Dataset records
_ _ _ _ _

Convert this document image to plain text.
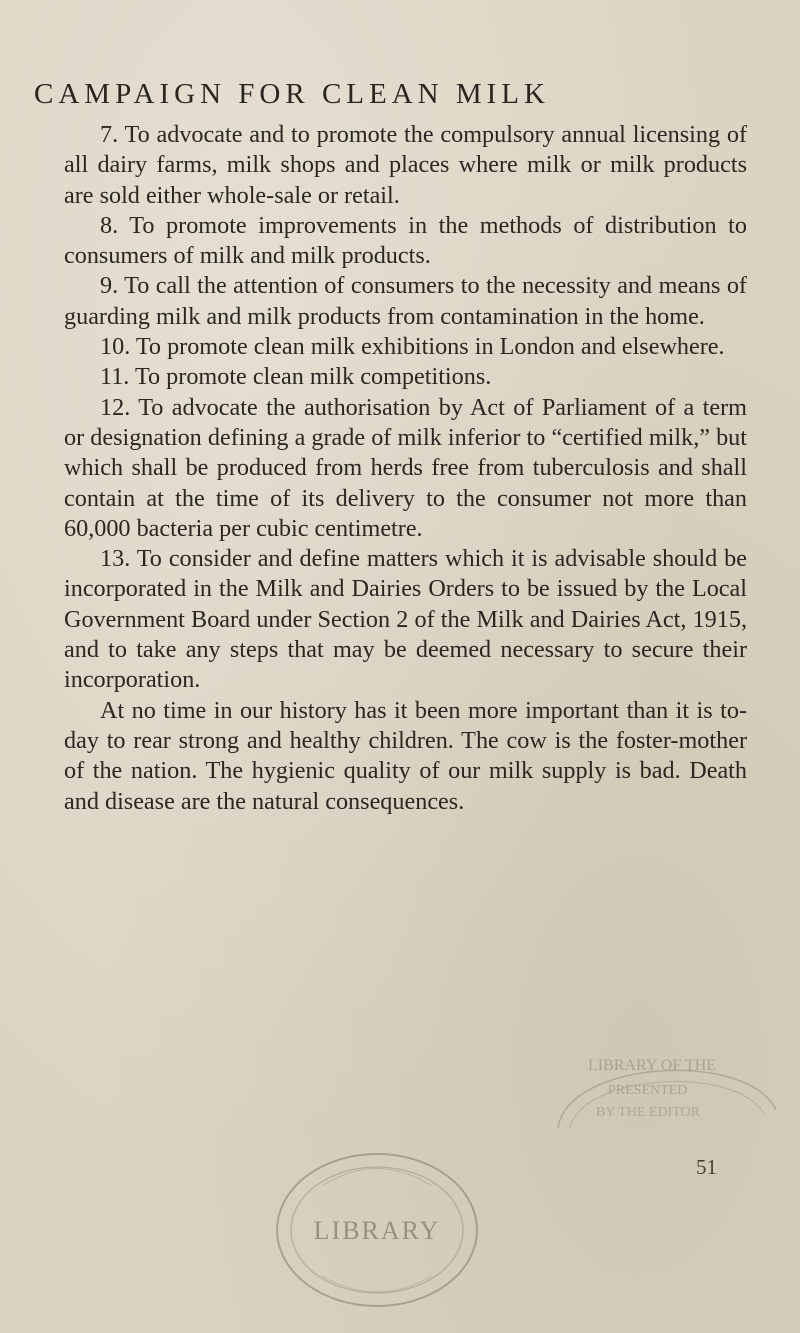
CAMPAIGN FOR CLEAN MILK

7. To advocate and to promote the compulsory annual licensing of all dairy farms, milk shops and places where milk or milk products are sold either whole-sale or retail.

8. To promote improvements in the methods of distribution to consumers of milk and milk products.

9. To call the attention of consumers to the necessity and means of guarding milk and milk products from contamination in the home.

10. To promote clean milk exhibitions in London and elsewhere.

11. To promote clean milk competitions.

12. To advocate the authorisation by Act of Parliament of a term or designation defining a grade of milk inferior to “certified milk,” but which shall be produced from herds free from tuberculosis and shall contain at the time of its delivery to the consumer not more than 60,000 bacteria per cubic centimetre.

13. To consider and define matters which it is advisable should be incorporated in the Milk and Dairies Orders to be issued by the Local Government Board under Section 2 of the Milk and Dairies Act, 1915, and to take any steps that may be deemed necessary to secure their incorporation.

At no time in our history has it been more important than it is to-day to rear strong and healthy children. The cow is the foster-mother of the nation. The hygienic quality of our milk supply is bad. Death and disease are the natural consequences.

LIBRARY OF THE
PRESENTED
BY THE EDITOR
LIBRARY
51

_ _ _ _ _

WHAT IS REQUIRED.
Scan the records for the string "more" and show every line that contains it.

PROBLEM SOLUTION.
12. To advocate the authorisation by Act of Parliament of a term or designation defining a grade of milk inferior to “certified milk,” but which shall be produced from herds free from tuberculosis and shall contain at the time of its delivery to the consumer not more than 60,000 bacteria per cubic centimetre.
At no time in our history has it been more important than it is to-day to rear strong and healthy children. The cow is the foster-mother of the nation. The hygienic quality of our milk supply is bad. Death and disease are the natural consequences.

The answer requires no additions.